**Stated goal**
Output the material below in full, exactly as it is.

— Start —

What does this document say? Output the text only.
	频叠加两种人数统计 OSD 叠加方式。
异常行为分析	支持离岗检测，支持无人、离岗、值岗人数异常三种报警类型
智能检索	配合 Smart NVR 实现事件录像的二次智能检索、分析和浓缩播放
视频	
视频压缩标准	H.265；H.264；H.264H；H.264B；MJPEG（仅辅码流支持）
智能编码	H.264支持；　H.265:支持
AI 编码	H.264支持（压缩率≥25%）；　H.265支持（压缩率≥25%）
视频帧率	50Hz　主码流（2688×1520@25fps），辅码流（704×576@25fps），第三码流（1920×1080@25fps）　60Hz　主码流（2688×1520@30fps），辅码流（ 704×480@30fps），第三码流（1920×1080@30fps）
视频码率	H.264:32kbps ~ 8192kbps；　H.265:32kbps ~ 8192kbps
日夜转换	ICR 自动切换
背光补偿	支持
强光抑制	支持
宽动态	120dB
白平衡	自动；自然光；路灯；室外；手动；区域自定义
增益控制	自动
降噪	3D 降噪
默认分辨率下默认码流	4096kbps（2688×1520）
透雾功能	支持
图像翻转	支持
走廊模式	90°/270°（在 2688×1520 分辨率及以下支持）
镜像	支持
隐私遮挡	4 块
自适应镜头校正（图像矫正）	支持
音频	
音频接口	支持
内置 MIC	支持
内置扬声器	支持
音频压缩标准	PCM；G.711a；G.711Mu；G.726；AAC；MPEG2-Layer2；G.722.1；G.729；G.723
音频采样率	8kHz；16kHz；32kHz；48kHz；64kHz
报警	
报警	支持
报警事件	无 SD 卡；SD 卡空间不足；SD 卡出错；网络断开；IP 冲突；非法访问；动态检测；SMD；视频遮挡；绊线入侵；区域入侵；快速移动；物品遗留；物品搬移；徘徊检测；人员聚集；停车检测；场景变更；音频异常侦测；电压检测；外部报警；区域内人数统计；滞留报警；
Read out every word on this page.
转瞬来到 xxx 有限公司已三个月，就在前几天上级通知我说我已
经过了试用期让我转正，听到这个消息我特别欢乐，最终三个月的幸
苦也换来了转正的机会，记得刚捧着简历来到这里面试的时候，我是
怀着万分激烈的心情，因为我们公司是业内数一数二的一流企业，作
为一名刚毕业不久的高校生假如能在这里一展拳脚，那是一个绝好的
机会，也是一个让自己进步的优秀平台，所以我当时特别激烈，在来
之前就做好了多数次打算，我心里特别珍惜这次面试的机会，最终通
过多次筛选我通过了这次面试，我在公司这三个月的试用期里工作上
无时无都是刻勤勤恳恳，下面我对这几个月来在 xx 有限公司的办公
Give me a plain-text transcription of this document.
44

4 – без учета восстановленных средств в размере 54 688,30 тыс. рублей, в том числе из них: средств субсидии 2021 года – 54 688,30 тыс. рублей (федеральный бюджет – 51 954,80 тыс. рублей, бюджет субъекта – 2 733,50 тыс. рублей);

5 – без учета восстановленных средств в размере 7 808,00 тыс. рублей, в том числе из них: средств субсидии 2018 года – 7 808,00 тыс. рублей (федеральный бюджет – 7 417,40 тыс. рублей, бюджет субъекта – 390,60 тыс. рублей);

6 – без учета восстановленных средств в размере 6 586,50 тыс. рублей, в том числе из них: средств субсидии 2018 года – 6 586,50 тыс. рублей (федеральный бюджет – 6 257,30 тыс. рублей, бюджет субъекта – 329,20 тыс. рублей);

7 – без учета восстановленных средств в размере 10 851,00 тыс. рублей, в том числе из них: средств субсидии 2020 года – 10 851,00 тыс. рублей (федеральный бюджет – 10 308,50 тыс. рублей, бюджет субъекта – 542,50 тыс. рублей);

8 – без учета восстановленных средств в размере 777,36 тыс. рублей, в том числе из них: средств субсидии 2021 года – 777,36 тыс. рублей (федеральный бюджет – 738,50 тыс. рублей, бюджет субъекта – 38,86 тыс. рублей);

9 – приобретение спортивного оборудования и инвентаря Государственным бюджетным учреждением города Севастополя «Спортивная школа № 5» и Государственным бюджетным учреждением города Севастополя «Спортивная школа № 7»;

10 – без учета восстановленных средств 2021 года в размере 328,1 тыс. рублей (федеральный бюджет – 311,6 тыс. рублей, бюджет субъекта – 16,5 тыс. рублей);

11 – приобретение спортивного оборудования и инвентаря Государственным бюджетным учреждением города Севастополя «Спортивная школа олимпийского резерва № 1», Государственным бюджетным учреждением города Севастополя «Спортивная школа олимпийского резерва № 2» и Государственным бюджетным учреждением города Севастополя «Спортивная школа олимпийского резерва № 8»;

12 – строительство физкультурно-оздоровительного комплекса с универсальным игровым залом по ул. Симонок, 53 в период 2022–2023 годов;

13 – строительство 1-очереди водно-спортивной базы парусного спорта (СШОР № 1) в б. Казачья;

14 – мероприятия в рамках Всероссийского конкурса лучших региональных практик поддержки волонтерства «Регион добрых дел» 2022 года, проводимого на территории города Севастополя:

— End —

**Exercise result**
What does this document say? Output the text only.
	频叠加两种人数统计 OSD 叠加方式。
异常行为分析	支持离岗检测，支持无人、离岗、值岗人数异常三种报警类型
智能检索	配合 Smart NVR 实现事件录像的二次智能检索、分析和浓缩播放
视频	
视频压缩标准	H.265；H.264；H.264H；H.264B；MJPEG（仅辅码流支持）
智能编码	H.264支持；　H.265:支持
AI 编码	H.264支持（压缩率≥25%）；　H.265支持（压缩率≥25%）
视频帧率	50Hz　主码流（2688×1520@25fps），辅码流（704×576@25fps），第三码流（1920×1080@25fps）　60Hz　主码流（2688×1520@30fps），辅码流（ 704×480@30fps），第三码流（1920×1080@30fps）
视频码率	H.264:32kbps ~ 8192kbps；　H.265:32kbps ~ 8192kbps
日夜转换	ICR 自动切换
背光补偿	支持
强光抑制	支持
宽动态	120dB
白平衡	自动；自然光；路灯；室外；手动；区域自定义
增益控制	自动
降噪	3D 降噪
默认分辨率下默认码流	4096kbps（2688×1520）
透雾功能	支持
图像翻转	支持
走廊模式	90°/270°（在 2688×1520 分辨率及以下支持）
镜像	支持
隐私遮挡	4 块
自适应镜头校正（图像矫正）	支持
音频	
音频接口	支持
内置 MIC	支持
内置扬声器	支持
音频压缩标准	PCM；G.711a；G.711Mu；G.726；AAC；MPEG2-Layer2；G.722.1；G.729；G.723
音频采样率	8kHz；16kHz；32kHz；48kHz；64kHz
报警	
报警	支持
报警事件	无 SD 卡；SD 卡空间不足；SD 卡出错；网络断开；IP 冲突；非法访问；动态检测；SMD；视频遮挡；绊线入侵；区域入侵；快速移动；物品遗留；物品搬移；徘徊检测；人员聚集；停车检测；场景变更；音频异常侦测；电压检测；外部报警；区域内人数统计；滞留报警；
Read out every word on this page.
转瞬来到 xxx 有限公司已三个月，就在前几天上级通知我说我已
经过了试用期让我转正，听到这个消息我特别欢乐，最终三个月的幸
苦也换来了转正的机会，记得刚捧着简历来到这里面试的时候，我是
怀着万分激烈的心情，因为我们公司是业内数一数二的一流企业，作
为一名刚毕业不久的高校生假如能在这里一展拳脚，那是一个绝好的
机会，也是一个让自己进步的优秀平台，所以我当时特别激烈，在来
之前就做好了多数次打算，我心里特别珍惜这次面试的机会，最终通
过多次筛选我通过了这次面试，我在公司这三个月的试用期里工作上
无时无都是刻勤勤恳恳，下面我对这几个月来在 xx 有限公司的办公
Give me a plain-text transcription of this document.
44

4 – без учета восстановленных средств в размере 54 688,30 тыс. рублей, в том числе из них: средств субсидии 2021 года – 54 688,30 тыс. рублей (федеральный бюджет – 51 954,80 тыс. рублей, бюджет субъекта – 2 733,50 тыс. рублей);

5 – без учета восстановленных средств в размере 7 808,00 тыс. рублей, в том числе из них: средств субсидии 2018 года – 7 808,00 тыс. рублей (федеральный бюджет – 7 417,40 тыс. рублей, бюджет субъекта – 390,60 тыс. рублей);

6 – без учета восстановленных средств в размере 6 586,50 тыс. рублей, в том числе из них: средств субсидии 2018 года – 6 586,50 тыс. рублей (федеральный бюджет – 6 257,30 тыс. рублей, бюджет субъекта – 329,20 тыс. рублей);

7 – без учета восстановленных средств в размере 10 851,00 тыс. рублей, в том числе из них: средств субсидии 2020 года – 10 851,00 тыс. рублей (федеральный бюджет – 10 308,50 тыс. рублей, бюджет субъекта – 542,50 тыс. рублей);

8 – без учета восстановленных средств в размере 777,36 тыс. рублей, в том числе из них: средств субсидии 2021 года – 777,36 тыс. рублей (федеральный бюджет – 738,50 тыс. рублей, бюджет субъекта – 38,86 тыс. рублей);

9 – приобретение спортивного оборудования и инвентаря Государственным бюджетным учреждением города Севастополя «Спортивная школа № 5» и Государственным бюджетным учреждением города Севастополя «Спортивная школа № 7»;

10 – без учета восстановленных средств 2021 года в размере 328,1 тыс. рублей (федеральный бюджет – 311,6 тыс. рублей, бюджет субъекта – 16,5 тыс. рублей);

11 – приобретение спортивного оборудования и инвентаря Государственным бюджетным учреждением города Севастополя «Спортивная школа олимпийского резерва № 1», Государственным бюджетным учреждением города Севастополя «Спортивная школа олимпийского резерва № 2» и Государственным бюджетным учреждением города Севастополя «Спортивная школа олимпийского резерва № 8»;

12 – строительство физкультурно-оздоровительного комплекса с универсальным игровым залом по ул. Симонок, 53 в период 2022–2023 годов;

13 – строительство 1-очереди водно-спортивной базы парусного спорта (СШОР № 1) в б. Казачья;

14 – мероприятия в рамках Всероссийского конкурса лучших региональных практик поддержки волонтерства «Регион добрых дел» 2022 года, проводимого на территории города Севастополя:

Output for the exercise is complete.